### WHAT YOU HAVE TO DO:
Exactly reproduce each record listed below.

### Data listing:

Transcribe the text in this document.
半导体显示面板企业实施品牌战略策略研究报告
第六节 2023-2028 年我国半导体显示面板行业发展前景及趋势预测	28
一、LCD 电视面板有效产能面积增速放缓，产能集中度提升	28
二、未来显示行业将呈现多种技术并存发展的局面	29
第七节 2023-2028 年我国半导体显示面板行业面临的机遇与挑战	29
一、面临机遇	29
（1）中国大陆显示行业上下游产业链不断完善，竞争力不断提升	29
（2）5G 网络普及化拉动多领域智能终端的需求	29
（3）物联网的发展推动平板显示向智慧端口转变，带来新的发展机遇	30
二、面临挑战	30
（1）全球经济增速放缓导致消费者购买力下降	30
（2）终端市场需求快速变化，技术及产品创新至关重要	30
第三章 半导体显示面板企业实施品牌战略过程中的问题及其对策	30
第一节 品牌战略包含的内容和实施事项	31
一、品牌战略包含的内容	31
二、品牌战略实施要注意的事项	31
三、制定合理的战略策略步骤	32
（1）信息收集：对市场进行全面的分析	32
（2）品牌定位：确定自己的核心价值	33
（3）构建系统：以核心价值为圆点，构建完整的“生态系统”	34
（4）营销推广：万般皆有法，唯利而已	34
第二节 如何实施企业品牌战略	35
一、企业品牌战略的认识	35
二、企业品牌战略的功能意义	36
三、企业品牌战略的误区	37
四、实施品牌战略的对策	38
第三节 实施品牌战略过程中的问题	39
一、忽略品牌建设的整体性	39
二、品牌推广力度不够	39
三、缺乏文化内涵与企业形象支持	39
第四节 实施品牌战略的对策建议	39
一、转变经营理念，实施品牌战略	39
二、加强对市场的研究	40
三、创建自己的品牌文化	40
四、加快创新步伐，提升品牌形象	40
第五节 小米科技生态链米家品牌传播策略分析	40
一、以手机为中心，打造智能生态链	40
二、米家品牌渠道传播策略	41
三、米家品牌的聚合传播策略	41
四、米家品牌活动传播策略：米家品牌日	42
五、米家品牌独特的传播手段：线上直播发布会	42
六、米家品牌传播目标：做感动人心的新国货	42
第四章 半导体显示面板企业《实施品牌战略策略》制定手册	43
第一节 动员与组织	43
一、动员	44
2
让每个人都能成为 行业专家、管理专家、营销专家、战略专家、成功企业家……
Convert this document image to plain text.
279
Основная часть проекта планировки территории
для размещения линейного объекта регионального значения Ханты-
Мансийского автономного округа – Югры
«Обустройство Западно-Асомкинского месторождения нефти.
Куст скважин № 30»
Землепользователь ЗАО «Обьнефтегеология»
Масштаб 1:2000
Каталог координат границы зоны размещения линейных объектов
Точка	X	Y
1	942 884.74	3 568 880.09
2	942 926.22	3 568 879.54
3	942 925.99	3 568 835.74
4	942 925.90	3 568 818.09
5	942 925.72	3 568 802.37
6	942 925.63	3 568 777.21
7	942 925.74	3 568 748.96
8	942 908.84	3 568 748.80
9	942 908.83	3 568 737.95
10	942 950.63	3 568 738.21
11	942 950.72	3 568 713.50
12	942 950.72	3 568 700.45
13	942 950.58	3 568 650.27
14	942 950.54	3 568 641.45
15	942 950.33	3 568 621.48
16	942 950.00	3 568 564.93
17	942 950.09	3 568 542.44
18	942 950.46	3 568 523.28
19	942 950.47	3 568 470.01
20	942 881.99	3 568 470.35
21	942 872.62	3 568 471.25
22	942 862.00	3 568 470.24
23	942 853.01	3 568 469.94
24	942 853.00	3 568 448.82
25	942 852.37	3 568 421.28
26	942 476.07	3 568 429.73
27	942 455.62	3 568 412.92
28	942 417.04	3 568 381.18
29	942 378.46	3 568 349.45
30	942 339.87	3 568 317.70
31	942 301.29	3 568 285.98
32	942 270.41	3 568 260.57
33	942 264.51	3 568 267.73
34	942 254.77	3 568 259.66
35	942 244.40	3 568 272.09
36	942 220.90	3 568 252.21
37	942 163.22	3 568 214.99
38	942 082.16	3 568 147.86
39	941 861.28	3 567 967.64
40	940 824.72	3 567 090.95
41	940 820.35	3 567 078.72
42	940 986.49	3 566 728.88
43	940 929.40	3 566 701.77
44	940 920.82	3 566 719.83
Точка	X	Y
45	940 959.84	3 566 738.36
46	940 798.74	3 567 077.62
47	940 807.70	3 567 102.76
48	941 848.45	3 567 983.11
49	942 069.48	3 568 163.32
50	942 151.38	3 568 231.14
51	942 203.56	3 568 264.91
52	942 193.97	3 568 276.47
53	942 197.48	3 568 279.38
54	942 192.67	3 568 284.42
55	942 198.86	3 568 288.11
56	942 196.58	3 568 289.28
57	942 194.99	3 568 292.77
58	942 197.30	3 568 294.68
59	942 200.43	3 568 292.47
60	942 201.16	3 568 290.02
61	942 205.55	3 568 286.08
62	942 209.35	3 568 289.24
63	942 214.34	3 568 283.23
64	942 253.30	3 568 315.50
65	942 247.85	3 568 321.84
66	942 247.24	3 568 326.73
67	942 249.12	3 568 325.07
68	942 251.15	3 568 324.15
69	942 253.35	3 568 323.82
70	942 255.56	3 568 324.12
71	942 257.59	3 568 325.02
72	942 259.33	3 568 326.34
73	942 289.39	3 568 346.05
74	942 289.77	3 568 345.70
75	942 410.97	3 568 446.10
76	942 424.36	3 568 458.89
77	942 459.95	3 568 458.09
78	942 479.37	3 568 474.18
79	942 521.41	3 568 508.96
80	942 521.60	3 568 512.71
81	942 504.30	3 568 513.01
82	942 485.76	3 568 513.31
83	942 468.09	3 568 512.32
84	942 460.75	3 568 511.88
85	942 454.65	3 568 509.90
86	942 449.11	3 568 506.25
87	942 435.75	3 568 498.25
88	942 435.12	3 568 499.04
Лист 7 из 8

### WRITTEN SOLUTION:
Transcribe the text in this document.
半导体显示面板企业实施品牌战略策略研究报告
第六节 2023-2028 年我国半导体显示面板行业发展前景及趋势预测	28
一、LCD 电视面板有效产能面积增速放缓，产能集中度提升	28
二、未来显示行业将呈现多种技术并存发展的局面	29
第七节 2023-2028 年我国半导体显示面板行业面临的机遇与挑战	29
一、面临机遇	29
（1）中国大陆显示行业上下游产业链不断完善，竞争力不断提升	29
（2）5G 网络普及化拉动多领域智能终端的需求	29
（3）物联网的发展推动平板显示向智慧端口转变，带来新的发展机遇	30
二、面临挑战	30
（1）全球经济增速放缓导致消费者购买力下降	30
（2）终端市场需求快速变化，技术及产品创新至关重要	30
第三章 半导体显示面板企业实施品牌战略过程中的问题及其对策	30
第一节 品牌战略包含的内容和实施事项	31
一、品牌战略包含的内容	31
二、品牌战略实施要注意的事项	31
三、制定合理的战略策略步骤	32
（1）信息收集：对市场进行全面的分析	32
（2）品牌定位：确定自己的核心价值	33
（3）构建系统：以核心价值为圆点，构建完整的“生态系统”	34
（4）营销推广：万般皆有法，唯利而已	34
第二节 如何实施企业品牌战略	35
一、企业品牌战略的认识	35
二、企业品牌战略的功能意义	36
三、企业品牌战略的误区	37
四、实施品牌战略的对策	38
第三节 实施品牌战略过程中的问题	39
一、忽略品牌建设的整体性	39
二、品牌推广力度不够	39
三、缺乏文化内涵与企业形象支持	39
第四节 实施品牌战略的对策建议	39
一、转变经营理念，实施品牌战略	39
二、加强对市场的研究	40
三、创建自己的品牌文化	40
四、加快创新步伐，提升品牌形象	40
第五节 小米科技生态链米家品牌传播策略分析	40
一、以手机为中心，打造智能生态链	40
二、米家品牌渠道传播策略	41
三、米家品牌的聚合传播策略	41
四、米家品牌活动传播策略：米家品牌日	42
五、米家品牌独特的传播手段：线上直播发布会	42
六、米家品牌传播目标：做感动人心的新国货	42
第四章 半导体显示面板企业《实施品牌战略策略》制定手册	43
第一节 动员与组织	43
一、动员	44
2
让每个人都能成为 行业专家、管理专家、营销专家、战略专家、成功企业家……
Convert this document image to plain text.
279
Основная часть проекта планировки территории
для размещения линейного объекта регионального значения Ханты-
Мансийского автономного округа – Югры
«Обустройство Западно-Асомкинского месторождения нефти.
Куст скважин № 30»
Землепользователь ЗАО «Обьнефтегеология»
Масштаб 1:2000
Каталог координат границы зоны размещения линейных объектов
Точка	X	Y
1	942 884.74	3 568 880.09
2	942 926.22	3 568 879.54
3	942 925.99	3 568 835.74
4	942 925.90	3 568 818.09
5	942 925.72	3 568 802.37
6	942 925.63	3 568 777.21
7	942 925.74	3 568 748.96
8	942 908.84	3 568 748.80
9	942 908.83	3 568 737.95
10	942 950.63	3 568 738.21
11	942 950.72	3 568 713.50
12	942 950.72	3 568 700.45
13	942 950.58	3 568 650.27
14	942 950.54	3 568 641.45
15	942 950.33	3 568 621.48
16	942 950.00	3 568 564.93
17	942 950.09	3 568 542.44
18	942 950.46	3 568 523.28
19	942 950.47	3 568 470.01
20	942 881.99	3 568 470.35
21	942 872.62	3 568 471.25
22	942 862.00	3 568 470.24
23	942 853.01	3 568 469.94
24	942 853.00	3 568 448.82
25	942 852.37	3 568 421.28
26	942 476.07	3 568 429.73
27	942 455.62	3 568 412.92
28	942 417.04	3 568 381.18
29	942 378.46	3 568 349.45
30	942 339.87	3 568 317.70
31	942 301.29	3 568 285.98
32	942 270.41	3 568 260.57
33	942 264.51	3 568 267.73
34	942 254.77	3 568 259.66
35	942 244.40	3 568 272.09
36	942 220.90	3 568 252.21
37	942 163.22	3 568 214.99
38	942 082.16	3 568 147.86
39	941 861.28	3 567 967.64
40	940 824.72	3 567 090.95
41	940 820.35	3 567 078.72
42	940 986.49	3 566 728.88
43	940 929.40	3 566 701.77
44	940 920.82	3 566 719.83
Точка	X	Y
45	940 959.84	3 566 738.36
46	940 798.74	3 567 077.62
47	940 807.70	3 567 102.76
48	941 848.45	3 567 983.11
49	942 069.48	3 568 163.32
50	942 151.38	3 568 231.14
51	942 203.56	3 568 264.91
52	942 193.97	3 568 276.47
53	942 197.48	3 568 279.38
54	942 192.67	3 568 284.42
55	942 198.86	3 568 288.11
56	942 196.58	3 568 289.28
57	942 194.99	3 568 292.77
58	942 197.30	3 568 294.68
59	942 200.43	3 568 292.47
60	942 201.16	3 568 290.02
61	942 205.55	3 568 286.08
62	942 209.35	3 568 289.24
63	942 214.34	3 568 283.23
64	942 253.30	3 568 315.50
65	942 247.85	3 568 321.84
66	942 247.24	3 568 326.73
67	942 249.12	3 568 325.07
68	942 251.15	3 568 324.15
69	942 253.35	3 568 323.82
70	942 255.56	3 568 324.12
71	942 257.59	3 568 325.02
72	942 259.33	3 568 326.34
73	942 289.39	3 568 346.05
74	942 289.77	3 568 345.70
75	942 410.97	3 568 446.10
76	942 424.36	3 568 458.89
77	942 459.95	3 568 458.09
78	942 479.37	3 568 474.18
79	942 521.41	3 568 508.96
80	942 521.60	3 568 512.71
81	942 504.30	3 568 513.01
82	942 485.76	3 568 513.31
83	942 468.09	3 568 512.32
84	942 460.75	3 568 511.88
85	942 454.65	3 568 509.90
86	942 449.11	3 568 506.25
87	942 435.75	3 568 498.25
88	942 435.12	3 568 499.04
Лист 7 из 8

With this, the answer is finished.